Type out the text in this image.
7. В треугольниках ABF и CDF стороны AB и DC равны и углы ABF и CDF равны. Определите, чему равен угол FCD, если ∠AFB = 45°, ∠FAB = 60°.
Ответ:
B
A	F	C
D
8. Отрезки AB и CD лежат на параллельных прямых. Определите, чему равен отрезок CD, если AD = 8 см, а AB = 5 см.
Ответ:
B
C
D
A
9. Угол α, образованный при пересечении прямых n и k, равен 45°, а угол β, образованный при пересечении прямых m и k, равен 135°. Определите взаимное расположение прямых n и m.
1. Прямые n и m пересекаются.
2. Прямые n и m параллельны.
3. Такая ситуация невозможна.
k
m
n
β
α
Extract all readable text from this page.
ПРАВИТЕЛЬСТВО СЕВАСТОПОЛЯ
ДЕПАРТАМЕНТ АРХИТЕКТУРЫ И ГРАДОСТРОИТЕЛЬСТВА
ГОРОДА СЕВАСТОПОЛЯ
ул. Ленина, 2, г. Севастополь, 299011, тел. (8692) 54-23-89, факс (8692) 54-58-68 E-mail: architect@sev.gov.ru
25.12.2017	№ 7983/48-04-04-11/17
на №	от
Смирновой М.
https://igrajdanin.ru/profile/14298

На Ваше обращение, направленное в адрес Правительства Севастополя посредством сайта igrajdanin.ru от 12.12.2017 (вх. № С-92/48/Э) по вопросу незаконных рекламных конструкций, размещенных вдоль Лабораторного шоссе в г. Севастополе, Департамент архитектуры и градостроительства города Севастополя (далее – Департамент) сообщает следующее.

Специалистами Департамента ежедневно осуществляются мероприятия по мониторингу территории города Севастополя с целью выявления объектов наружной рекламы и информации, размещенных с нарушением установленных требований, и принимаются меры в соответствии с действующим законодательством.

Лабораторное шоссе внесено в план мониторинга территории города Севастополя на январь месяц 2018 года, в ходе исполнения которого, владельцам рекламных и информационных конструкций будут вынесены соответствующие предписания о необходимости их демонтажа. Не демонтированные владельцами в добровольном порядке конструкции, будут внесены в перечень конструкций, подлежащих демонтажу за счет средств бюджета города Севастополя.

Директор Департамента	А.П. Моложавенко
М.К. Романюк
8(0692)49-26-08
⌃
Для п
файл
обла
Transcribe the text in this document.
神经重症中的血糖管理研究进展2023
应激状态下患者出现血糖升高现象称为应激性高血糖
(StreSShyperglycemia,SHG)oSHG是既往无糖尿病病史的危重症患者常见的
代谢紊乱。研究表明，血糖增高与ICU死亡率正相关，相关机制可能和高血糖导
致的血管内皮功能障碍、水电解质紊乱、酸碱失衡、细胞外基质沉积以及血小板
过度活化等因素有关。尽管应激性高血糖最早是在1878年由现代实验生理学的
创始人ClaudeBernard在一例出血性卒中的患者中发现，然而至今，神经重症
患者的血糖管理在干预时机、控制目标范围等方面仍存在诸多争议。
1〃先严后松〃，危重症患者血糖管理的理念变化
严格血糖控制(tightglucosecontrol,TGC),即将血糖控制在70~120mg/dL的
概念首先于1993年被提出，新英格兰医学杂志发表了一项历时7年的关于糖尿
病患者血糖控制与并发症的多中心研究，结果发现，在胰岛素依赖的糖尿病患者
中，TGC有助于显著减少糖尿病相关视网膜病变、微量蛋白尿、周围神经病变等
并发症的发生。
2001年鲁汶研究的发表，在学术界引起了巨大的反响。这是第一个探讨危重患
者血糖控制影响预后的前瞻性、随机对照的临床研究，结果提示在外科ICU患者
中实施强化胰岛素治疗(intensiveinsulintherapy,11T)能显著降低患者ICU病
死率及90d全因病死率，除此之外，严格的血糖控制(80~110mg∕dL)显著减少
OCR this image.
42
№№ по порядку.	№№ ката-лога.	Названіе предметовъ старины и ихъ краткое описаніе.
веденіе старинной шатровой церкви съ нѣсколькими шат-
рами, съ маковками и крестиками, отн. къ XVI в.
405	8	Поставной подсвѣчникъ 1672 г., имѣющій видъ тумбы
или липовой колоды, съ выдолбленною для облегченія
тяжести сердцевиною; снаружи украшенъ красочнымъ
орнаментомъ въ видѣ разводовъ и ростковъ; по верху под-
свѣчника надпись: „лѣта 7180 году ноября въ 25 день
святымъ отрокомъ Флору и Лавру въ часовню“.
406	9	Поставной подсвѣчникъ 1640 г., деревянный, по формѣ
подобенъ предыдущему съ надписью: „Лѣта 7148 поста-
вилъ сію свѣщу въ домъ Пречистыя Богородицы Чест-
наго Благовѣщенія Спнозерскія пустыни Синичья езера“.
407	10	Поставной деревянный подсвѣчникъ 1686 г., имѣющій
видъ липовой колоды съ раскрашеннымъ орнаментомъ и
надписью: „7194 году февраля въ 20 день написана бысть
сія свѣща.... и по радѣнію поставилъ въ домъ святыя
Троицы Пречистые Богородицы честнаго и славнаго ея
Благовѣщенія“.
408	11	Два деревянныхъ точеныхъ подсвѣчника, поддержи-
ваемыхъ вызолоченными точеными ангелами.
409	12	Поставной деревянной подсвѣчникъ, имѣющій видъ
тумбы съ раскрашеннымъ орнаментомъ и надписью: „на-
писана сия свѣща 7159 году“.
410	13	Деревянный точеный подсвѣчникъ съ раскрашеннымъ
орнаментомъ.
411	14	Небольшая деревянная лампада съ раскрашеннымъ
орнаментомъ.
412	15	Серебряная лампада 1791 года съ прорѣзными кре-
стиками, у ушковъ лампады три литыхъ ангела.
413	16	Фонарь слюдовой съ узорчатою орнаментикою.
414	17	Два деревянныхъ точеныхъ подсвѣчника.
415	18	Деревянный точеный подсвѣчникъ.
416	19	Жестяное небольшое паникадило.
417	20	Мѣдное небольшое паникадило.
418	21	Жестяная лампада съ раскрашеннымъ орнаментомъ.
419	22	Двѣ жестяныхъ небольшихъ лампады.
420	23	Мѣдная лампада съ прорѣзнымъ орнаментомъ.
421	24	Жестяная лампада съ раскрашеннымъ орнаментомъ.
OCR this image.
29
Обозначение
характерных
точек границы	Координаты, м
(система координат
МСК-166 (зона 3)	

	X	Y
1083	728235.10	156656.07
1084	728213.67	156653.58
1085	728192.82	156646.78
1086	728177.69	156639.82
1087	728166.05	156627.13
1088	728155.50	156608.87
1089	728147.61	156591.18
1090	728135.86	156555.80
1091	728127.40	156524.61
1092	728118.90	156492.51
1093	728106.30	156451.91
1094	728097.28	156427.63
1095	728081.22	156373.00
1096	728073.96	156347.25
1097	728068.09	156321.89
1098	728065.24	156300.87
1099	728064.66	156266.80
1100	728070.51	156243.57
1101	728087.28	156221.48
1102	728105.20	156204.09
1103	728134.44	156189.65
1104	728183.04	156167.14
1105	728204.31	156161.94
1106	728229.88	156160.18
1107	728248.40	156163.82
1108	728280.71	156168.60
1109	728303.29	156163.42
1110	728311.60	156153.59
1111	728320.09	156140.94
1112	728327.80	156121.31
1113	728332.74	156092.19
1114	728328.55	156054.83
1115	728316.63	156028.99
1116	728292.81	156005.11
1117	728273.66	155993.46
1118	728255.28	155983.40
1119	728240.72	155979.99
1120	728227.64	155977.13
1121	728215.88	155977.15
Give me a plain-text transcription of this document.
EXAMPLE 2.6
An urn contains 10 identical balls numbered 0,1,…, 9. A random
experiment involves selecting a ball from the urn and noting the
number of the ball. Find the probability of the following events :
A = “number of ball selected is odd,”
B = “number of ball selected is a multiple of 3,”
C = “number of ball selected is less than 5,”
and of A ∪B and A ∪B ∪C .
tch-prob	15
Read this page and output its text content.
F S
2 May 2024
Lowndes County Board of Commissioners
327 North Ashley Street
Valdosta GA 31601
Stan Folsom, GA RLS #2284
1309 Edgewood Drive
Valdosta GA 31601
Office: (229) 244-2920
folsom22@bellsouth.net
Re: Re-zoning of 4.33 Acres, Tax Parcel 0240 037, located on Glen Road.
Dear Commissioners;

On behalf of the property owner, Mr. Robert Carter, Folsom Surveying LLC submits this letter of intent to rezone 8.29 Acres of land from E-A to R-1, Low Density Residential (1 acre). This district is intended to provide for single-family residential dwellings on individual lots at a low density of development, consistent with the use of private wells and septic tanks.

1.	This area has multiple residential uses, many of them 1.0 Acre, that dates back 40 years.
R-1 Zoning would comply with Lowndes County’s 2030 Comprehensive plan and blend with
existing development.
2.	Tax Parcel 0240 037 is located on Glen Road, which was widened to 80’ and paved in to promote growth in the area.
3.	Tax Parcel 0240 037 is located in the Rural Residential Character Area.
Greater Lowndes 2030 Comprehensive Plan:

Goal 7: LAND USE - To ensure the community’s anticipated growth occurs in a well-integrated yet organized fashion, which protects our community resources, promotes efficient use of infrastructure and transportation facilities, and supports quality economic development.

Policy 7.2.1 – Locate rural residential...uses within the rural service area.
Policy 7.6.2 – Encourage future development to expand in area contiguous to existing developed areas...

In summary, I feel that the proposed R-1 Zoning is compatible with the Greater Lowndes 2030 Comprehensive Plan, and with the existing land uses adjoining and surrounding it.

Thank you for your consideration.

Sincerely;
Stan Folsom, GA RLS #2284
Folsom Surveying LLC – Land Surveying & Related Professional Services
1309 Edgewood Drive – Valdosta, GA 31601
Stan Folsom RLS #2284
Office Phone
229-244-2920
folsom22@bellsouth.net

**Set task:** Report every line in the data above in which the word "липовой" appears.

**Answer to the task:**
или липовой колоды, съ выдолбленною для облегченія
видъ липовой колоды съ раскрашеннымъ орнаментомъ и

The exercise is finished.